··· EXTRACTED ENTRIES

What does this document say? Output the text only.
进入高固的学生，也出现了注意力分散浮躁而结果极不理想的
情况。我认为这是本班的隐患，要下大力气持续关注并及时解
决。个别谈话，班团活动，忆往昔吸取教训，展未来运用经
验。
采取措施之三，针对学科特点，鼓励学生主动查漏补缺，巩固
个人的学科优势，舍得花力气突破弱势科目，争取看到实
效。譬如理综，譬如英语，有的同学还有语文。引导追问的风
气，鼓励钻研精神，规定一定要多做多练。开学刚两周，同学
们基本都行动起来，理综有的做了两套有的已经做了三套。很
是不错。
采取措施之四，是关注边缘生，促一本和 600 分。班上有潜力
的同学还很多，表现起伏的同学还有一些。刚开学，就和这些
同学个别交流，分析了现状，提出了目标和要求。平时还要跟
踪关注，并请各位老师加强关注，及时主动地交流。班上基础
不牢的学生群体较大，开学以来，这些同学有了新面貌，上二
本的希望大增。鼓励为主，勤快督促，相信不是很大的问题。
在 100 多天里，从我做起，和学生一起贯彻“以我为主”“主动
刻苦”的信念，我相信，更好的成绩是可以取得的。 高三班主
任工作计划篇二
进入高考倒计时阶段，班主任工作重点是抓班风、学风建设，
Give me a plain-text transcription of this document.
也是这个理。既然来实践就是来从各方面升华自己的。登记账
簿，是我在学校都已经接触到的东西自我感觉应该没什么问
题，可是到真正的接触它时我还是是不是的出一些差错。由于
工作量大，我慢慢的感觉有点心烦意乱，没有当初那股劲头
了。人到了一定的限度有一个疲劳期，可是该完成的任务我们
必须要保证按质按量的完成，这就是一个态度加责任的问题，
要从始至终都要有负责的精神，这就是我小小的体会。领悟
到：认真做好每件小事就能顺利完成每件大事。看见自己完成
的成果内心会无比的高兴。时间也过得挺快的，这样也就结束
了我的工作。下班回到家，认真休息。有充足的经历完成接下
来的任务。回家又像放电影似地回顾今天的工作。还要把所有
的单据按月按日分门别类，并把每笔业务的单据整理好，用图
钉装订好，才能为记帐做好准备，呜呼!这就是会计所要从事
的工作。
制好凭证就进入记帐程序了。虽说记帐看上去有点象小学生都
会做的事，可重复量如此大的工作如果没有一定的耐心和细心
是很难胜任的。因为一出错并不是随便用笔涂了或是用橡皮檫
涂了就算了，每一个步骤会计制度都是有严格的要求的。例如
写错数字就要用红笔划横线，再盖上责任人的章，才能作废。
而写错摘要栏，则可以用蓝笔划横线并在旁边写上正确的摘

······

- [WHAT THE TASK REQUIRES]: Without changing a word, restate the whole listing.

- [RESULT]:
What does this document say? Output the text only.
进入高固的学生，也出现了注意力分散浮躁而结果极不理想的
情况。我认为这是本班的隐患，要下大力气持续关注并及时解
决。个别谈话，班团活动，忆往昔吸取教训，展未来运用经
验。
采取措施之三，针对学科特点，鼓励学生主动查漏补缺，巩固
个人的学科优势，舍得花力气突破弱势科目，争取看到实
效。譬如理综，譬如英语，有的同学还有语文。引导追问的风
气，鼓励钻研精神，规定一定要多做多练。开学刚两周，同学
们基本都行动起来，理综有的做了两套有的已经做了三套。很
是不错。
采取措施之四，是关注边缘生，促一本和 600 分。班上有潜力
的同学还很多，表现起伏的同学还有一些。刚开学，就和这些
同学个别交流，分析了现状，提出了目标和要求。平时还要跟
踪关注，并请各位老师加强关注，及时主动地交流。班上基础
不牢的学生群体较大，开学以来，这些同学有了新面貌，上二
本的希望大增。鼓励为主，勤快督促，相信不是很大的问题。
在 100 多天里，从我做起，和学生一起贯彻“以我为主”“主动
刻苦”的信念，我相信，更好的成绩是可以取得的。 高三班主
任工作计划篇二
进入高考倒计时阶段，班主任工作重点是抓班风、学风建设，
Give me a plain-text transcription of this document.
也是这个理。既然来实践就是来从各方面升华自己的。登记账
簿，是我在学校都已经接触到的东西自我感觉应该没什么问
题，可是到真正的接触它时我还是是不是的出一些差错。由于
工作量大，我慢慢的感觉有点心烦意乱，没有当初那股劲头
了。人到了一定的限度有一个疲劳期，可是该完成的任务我们
必须要保证按质按量的完成，这就是一个态度加责任的问题，
要从始至终都要有负责的精神，这就是我小小的体会。领悟
到：认真做好每件小事就能顺利完成每件大事。看见自己完成
的成果内心会无比的高兴。时间也过得挺快的，这样也就结束
了我的工作。下班回到家，认真休息。有充足的经历完成接下
来的任务。回家又像放电影似地回顾今天的工作。还要把所有
的单据按月按日分门别类，并把每笔业务的单据整理好，用图
钉装订好，才能为记帐做好准备，呜呼!这就是会计所要从事
的工作。
制好凭证就进入记帐程序了。虽说记帐看上去有点象小学生都
会做的事，可重复量如此大的工作如果没有一定的耐心和细心
是很难胜任的。因为一出错并不是随便用笔涂了或是用橡皮檫
涂了就算了，每一个步骤会计制度都是有严格的要求的。例如
写错数字就要用红笔划横线，再盖上责任人的章，才能作废。
而写错摘要栏，则可以用蓝笔划横线并在旁边写上正确的摘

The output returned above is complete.